## Directions
Reproduce word for word the lines that run from the first line through the line containing "page-number: 16 [795,2126,827,2162]", including both of those lines.

## Record extracts

---

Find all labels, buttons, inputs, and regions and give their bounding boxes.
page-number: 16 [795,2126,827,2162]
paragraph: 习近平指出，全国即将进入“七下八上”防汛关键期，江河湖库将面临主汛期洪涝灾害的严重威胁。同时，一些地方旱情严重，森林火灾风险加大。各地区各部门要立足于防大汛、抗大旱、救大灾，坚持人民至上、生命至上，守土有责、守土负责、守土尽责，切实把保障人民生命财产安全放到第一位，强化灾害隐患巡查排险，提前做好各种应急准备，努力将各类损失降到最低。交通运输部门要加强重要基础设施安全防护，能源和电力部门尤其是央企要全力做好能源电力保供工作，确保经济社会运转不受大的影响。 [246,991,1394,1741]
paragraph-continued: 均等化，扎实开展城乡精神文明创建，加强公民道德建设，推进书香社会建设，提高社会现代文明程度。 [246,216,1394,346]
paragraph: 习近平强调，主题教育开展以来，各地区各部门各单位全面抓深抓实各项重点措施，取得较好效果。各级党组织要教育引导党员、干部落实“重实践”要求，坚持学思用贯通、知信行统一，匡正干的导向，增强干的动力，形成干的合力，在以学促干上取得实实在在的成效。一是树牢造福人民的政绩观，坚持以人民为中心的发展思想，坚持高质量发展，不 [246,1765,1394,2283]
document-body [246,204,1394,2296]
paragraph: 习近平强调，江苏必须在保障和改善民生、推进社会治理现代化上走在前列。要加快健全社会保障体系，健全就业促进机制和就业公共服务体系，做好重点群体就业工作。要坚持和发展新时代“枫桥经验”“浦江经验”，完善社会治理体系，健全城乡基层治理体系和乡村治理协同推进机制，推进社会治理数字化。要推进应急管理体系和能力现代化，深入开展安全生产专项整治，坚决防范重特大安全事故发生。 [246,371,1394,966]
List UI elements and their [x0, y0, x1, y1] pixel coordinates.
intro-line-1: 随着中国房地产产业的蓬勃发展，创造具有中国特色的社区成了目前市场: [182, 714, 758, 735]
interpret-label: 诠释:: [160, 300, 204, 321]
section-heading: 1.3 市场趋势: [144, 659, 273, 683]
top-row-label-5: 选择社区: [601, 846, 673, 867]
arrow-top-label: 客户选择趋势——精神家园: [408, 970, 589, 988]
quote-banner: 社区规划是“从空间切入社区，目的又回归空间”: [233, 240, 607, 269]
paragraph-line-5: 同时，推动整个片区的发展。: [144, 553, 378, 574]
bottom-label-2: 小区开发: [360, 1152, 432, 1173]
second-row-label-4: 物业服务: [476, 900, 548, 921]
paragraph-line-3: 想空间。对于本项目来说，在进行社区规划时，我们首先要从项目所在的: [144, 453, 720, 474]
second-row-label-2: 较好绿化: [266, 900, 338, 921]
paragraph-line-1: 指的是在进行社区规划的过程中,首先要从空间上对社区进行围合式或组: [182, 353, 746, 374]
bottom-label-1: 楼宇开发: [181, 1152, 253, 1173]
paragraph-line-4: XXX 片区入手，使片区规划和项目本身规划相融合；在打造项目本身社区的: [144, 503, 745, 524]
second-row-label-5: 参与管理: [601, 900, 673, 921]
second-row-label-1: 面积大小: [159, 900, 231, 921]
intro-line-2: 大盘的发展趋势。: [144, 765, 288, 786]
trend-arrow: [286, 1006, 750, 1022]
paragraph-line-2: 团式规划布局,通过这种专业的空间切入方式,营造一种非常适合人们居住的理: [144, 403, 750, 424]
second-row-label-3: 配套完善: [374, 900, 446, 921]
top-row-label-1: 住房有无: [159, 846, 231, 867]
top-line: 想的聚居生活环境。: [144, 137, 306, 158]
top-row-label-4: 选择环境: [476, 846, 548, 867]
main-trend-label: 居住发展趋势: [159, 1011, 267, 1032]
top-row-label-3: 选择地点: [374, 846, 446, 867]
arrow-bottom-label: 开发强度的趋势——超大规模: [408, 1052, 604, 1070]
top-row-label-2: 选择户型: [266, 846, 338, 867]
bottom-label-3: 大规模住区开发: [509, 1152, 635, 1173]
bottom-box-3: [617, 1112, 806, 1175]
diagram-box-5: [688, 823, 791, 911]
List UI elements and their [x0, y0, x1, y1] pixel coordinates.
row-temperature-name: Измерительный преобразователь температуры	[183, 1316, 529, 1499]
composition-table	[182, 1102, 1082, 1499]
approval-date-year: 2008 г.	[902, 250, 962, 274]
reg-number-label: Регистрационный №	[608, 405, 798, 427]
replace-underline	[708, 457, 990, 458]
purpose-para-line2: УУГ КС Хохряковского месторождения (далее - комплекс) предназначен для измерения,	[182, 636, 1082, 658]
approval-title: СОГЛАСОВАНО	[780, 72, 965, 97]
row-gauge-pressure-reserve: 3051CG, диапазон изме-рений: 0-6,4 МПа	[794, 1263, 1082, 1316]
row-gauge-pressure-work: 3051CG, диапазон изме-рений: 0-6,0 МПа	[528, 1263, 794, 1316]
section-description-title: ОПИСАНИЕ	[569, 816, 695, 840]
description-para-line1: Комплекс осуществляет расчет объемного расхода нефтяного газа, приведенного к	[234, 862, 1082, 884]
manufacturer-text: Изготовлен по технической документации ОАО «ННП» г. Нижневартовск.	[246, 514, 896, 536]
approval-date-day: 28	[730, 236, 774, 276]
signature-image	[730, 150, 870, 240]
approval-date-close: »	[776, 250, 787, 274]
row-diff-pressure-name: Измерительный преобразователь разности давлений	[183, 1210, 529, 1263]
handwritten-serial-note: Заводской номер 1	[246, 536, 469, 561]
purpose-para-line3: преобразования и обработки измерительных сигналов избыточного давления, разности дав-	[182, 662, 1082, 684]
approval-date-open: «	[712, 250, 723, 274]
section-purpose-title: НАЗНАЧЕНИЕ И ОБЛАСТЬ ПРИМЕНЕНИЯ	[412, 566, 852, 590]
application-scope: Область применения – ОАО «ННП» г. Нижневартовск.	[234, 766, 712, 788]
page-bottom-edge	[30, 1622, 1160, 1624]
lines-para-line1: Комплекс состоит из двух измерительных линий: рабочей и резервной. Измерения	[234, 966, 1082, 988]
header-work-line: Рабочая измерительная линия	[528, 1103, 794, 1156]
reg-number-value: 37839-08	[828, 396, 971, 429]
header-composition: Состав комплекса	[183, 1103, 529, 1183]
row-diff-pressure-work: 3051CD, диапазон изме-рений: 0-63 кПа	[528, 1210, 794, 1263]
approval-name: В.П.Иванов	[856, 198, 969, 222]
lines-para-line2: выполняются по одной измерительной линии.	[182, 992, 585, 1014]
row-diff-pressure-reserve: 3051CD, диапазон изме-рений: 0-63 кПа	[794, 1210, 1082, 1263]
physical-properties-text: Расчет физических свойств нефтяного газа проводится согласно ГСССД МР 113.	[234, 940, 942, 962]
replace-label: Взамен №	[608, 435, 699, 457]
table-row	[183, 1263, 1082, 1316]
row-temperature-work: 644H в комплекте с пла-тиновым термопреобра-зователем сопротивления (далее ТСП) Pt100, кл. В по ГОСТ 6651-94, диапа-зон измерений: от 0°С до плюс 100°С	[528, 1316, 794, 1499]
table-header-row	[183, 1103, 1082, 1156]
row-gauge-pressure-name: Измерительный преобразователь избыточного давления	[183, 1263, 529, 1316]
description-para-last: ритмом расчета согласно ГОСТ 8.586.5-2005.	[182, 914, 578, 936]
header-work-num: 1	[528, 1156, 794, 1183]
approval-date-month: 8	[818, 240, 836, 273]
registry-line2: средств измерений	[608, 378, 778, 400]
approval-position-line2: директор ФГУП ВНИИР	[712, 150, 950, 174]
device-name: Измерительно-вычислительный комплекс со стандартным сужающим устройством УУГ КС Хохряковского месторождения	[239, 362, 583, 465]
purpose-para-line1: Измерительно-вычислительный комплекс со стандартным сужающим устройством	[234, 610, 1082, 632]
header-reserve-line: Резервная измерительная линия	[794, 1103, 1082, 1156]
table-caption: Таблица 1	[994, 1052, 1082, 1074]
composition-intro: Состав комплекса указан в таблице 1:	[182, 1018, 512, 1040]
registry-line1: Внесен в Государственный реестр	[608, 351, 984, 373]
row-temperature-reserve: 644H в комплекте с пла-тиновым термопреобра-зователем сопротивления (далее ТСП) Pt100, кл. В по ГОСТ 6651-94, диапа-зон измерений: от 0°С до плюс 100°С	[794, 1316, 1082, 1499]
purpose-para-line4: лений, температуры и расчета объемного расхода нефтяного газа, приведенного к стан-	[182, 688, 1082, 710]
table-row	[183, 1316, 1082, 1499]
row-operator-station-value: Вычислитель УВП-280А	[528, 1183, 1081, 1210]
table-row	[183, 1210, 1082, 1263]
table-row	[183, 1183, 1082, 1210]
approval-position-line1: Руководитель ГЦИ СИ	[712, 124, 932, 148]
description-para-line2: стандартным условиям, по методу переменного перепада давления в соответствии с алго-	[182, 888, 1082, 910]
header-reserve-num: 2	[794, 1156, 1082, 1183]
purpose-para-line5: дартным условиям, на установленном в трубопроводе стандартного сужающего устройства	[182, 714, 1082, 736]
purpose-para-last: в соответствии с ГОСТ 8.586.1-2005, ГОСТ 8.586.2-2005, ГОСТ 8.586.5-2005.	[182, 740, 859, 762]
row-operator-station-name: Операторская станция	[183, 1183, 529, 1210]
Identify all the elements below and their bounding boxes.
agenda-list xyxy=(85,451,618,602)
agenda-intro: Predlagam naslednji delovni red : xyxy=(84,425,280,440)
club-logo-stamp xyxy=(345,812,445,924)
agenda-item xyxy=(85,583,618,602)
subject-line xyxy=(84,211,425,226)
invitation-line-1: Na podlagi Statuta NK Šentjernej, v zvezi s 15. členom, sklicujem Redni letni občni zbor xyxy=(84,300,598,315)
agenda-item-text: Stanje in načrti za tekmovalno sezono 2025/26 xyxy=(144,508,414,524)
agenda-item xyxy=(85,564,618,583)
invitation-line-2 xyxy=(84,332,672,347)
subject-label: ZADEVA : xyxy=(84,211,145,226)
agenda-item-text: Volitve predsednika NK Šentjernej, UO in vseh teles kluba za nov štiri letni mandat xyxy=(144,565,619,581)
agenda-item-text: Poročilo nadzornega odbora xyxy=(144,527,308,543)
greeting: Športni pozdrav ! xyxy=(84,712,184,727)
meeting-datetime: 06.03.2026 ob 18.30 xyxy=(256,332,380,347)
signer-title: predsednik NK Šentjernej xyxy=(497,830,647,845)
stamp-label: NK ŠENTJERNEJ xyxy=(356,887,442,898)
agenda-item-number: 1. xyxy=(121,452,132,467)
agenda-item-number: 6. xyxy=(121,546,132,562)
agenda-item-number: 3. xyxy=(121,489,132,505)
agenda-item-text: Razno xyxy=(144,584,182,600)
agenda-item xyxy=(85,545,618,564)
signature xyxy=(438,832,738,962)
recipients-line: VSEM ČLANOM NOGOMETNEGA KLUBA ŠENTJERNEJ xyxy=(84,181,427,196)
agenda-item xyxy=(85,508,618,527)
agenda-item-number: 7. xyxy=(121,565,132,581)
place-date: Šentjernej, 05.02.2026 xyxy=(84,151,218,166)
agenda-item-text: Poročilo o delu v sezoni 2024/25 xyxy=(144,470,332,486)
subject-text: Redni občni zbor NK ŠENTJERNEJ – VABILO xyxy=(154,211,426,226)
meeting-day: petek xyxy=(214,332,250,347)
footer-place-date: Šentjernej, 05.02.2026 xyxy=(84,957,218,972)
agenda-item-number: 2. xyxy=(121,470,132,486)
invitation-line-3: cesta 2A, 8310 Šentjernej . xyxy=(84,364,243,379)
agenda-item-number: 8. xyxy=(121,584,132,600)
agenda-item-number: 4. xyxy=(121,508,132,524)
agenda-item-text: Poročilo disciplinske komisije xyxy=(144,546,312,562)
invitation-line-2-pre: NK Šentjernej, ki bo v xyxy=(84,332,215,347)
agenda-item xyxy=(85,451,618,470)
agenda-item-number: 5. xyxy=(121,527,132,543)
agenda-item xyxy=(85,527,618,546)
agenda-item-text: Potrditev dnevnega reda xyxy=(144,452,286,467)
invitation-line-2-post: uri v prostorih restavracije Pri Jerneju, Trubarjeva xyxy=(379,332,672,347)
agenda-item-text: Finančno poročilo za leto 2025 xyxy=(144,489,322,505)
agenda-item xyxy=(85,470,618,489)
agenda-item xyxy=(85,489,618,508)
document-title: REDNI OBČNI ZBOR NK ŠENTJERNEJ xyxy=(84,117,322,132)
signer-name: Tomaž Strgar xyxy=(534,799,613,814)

---

## Exercise result
Find all labels, buttons, inputs, and regions and give their bounding boxes.
page-number: 16 [795,2126,827,2162]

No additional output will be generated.